Task statement: Say how many lines hold the string "screenshot"; please write nothing but the number.

+ + +

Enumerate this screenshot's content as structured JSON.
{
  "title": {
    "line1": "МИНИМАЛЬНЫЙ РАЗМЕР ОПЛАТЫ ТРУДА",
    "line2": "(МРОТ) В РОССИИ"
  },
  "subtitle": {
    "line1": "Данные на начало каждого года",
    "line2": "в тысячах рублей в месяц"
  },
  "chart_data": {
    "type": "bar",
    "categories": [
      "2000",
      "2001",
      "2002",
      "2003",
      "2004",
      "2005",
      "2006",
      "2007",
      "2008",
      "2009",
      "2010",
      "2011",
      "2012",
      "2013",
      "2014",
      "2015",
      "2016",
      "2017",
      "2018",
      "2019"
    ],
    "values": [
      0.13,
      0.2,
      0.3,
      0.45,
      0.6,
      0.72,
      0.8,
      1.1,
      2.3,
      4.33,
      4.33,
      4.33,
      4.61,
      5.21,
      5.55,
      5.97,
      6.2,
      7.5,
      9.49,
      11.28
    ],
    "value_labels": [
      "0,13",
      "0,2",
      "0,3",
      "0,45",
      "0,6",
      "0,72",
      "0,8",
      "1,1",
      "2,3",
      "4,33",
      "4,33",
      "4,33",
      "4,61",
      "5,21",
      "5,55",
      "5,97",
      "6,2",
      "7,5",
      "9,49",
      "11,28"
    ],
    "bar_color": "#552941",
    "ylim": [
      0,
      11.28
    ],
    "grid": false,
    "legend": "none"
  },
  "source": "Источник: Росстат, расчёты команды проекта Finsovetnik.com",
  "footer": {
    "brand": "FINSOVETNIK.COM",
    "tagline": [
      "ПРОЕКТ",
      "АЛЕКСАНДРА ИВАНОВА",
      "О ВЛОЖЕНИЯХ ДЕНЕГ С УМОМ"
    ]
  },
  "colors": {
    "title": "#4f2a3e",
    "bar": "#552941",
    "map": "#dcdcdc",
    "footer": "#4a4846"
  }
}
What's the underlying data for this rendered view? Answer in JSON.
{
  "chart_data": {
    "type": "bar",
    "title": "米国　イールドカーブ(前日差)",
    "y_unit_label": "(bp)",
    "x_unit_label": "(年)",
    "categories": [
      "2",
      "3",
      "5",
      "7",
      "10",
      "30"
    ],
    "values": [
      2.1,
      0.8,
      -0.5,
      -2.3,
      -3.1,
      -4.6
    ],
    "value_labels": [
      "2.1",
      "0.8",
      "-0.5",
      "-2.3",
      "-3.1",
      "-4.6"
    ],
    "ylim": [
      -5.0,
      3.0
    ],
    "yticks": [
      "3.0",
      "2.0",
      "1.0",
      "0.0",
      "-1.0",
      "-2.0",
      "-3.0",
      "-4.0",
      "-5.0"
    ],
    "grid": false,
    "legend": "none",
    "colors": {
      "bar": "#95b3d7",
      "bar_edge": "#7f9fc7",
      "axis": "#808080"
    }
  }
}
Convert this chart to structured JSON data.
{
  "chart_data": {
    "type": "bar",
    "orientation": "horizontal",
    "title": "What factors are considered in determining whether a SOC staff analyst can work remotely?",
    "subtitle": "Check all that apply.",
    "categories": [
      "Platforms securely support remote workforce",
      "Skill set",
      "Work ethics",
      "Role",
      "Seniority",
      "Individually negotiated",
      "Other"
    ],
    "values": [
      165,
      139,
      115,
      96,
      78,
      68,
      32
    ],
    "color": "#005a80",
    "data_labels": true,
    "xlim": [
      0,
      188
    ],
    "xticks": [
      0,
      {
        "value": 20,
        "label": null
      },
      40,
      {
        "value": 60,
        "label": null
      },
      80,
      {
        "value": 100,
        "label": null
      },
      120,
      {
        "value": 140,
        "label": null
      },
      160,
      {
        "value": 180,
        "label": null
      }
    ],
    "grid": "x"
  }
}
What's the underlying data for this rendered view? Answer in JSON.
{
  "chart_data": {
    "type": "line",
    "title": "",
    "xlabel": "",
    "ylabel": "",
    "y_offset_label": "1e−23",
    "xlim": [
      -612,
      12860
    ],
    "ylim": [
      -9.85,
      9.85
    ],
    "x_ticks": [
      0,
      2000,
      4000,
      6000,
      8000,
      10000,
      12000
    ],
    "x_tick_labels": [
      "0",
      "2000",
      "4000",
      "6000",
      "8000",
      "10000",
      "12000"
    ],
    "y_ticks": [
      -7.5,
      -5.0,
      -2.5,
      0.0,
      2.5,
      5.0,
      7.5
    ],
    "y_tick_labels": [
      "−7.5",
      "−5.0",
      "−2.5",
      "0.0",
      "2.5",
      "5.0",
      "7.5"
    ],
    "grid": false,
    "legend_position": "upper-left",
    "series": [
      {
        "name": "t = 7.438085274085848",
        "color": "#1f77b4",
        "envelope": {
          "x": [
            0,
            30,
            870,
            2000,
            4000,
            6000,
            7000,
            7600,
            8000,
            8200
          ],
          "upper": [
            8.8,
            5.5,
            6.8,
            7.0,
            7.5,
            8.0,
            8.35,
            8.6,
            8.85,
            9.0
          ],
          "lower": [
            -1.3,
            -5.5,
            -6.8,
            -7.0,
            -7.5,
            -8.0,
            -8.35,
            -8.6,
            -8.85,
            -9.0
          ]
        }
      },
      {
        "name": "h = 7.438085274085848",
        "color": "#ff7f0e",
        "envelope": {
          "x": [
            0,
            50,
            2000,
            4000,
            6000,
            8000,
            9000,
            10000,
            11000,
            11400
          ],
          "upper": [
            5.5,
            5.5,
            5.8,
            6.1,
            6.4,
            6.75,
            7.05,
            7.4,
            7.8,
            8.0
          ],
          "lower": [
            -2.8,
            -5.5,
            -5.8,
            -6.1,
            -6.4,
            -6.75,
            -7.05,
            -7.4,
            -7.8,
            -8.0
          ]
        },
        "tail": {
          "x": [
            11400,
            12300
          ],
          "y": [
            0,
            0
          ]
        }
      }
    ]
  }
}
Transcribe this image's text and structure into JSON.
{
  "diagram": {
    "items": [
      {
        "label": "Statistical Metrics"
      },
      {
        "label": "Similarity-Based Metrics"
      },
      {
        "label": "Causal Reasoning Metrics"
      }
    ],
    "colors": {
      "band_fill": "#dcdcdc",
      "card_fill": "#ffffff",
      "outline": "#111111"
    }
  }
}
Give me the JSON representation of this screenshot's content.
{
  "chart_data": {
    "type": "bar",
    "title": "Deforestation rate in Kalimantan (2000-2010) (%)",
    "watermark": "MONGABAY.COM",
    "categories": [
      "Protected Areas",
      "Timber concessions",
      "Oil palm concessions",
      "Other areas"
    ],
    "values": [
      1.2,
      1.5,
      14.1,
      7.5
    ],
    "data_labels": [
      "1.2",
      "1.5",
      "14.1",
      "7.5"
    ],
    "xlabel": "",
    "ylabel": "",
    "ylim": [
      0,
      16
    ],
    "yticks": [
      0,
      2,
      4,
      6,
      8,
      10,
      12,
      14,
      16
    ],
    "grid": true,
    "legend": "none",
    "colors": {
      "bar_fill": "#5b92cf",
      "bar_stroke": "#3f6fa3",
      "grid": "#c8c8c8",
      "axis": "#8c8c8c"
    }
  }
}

+ + +

The completed task: 2